** start INPUT DATA **

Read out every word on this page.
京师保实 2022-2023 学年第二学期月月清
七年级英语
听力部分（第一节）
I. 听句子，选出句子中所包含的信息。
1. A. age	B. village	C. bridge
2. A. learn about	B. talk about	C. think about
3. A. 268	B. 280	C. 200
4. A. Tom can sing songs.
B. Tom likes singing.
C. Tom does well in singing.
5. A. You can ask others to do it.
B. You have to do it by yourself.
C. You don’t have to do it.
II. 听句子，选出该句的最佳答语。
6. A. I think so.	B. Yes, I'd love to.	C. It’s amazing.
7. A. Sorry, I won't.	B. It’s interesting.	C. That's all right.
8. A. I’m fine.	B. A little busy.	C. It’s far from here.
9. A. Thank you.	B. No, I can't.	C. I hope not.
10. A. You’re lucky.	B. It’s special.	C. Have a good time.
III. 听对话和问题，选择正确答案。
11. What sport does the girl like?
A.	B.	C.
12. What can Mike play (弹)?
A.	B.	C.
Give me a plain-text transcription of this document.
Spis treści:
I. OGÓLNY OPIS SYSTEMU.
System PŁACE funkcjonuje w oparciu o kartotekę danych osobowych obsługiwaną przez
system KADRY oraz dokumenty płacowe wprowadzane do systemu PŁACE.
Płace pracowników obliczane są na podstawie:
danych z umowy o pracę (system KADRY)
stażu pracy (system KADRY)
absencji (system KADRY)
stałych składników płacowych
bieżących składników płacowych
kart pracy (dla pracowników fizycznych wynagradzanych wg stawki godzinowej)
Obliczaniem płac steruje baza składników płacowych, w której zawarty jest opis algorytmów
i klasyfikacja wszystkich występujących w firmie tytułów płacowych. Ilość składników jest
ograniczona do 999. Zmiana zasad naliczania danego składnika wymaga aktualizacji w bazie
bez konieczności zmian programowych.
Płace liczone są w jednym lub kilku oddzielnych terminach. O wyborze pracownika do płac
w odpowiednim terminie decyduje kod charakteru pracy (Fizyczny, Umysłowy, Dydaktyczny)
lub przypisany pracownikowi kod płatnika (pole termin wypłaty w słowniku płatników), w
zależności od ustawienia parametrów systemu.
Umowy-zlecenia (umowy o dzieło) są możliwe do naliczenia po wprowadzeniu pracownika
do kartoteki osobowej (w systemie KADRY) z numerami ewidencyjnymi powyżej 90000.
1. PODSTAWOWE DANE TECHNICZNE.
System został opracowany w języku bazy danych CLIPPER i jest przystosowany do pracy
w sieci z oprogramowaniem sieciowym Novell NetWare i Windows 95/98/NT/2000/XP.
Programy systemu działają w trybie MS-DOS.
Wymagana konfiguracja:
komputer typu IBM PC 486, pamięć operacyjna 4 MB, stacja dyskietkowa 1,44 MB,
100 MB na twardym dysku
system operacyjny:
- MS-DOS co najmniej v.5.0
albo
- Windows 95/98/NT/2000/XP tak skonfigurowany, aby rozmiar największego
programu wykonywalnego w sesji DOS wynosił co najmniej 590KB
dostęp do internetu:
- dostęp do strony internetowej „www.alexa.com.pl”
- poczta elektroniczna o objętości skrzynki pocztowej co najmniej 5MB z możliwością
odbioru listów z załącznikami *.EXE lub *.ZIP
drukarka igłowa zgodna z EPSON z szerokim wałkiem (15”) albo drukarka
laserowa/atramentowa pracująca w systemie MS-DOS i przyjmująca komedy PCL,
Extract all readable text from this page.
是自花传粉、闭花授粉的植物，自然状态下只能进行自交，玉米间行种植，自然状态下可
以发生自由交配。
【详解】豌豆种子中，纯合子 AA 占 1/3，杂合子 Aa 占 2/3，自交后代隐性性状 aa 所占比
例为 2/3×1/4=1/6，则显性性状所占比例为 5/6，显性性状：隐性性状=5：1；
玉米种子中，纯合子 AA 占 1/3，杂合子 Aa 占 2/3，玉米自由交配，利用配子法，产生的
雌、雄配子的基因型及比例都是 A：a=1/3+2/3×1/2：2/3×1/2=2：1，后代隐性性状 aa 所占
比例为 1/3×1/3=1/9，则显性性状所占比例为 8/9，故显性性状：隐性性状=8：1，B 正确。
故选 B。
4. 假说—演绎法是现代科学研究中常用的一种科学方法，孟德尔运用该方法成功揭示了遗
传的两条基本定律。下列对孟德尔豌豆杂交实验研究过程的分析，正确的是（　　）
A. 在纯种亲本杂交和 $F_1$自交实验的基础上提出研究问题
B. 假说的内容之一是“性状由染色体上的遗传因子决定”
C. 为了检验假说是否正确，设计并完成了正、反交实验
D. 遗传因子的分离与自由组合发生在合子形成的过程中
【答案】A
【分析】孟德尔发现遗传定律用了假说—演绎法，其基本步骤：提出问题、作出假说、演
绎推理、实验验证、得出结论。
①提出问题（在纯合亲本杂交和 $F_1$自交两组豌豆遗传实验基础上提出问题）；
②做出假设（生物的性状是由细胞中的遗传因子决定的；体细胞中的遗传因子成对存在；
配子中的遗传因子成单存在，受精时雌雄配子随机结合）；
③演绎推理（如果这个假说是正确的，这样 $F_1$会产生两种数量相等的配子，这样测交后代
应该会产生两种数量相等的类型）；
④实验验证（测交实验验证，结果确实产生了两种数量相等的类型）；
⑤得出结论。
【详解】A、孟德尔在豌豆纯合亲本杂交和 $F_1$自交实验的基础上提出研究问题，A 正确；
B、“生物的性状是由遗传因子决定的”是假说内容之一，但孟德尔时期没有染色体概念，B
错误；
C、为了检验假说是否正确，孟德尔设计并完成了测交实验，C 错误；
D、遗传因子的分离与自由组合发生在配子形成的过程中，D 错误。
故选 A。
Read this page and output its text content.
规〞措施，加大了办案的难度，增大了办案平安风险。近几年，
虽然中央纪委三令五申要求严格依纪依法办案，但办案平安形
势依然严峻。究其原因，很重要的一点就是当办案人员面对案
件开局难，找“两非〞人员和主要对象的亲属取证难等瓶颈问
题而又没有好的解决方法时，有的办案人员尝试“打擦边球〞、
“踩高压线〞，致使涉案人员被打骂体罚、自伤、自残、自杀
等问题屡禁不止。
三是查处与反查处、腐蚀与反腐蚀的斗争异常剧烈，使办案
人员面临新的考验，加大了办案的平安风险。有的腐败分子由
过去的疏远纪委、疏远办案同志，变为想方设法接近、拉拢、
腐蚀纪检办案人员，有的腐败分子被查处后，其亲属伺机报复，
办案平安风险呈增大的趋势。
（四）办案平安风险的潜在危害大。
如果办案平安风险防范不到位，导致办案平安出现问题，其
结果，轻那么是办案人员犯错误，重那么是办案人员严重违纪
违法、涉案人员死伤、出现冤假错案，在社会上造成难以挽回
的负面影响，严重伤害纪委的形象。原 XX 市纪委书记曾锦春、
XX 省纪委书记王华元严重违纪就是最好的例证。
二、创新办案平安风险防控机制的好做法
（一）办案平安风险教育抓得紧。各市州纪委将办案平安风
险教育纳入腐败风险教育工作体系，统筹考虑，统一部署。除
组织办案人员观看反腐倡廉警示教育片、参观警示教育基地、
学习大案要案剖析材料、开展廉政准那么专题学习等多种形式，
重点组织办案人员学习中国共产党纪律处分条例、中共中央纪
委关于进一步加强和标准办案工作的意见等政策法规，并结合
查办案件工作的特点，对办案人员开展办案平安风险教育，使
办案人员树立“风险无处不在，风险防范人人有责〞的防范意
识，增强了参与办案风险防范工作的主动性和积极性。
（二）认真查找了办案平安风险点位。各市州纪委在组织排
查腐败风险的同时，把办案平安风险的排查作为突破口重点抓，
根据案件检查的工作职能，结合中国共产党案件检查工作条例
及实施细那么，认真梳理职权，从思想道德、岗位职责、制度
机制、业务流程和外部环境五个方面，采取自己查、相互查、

** end INPUT DATA **

[PROMPT]
Among the entries above, how many lines include the word "systemie"? Give the number with no comment.

[THE OUTPUT]
2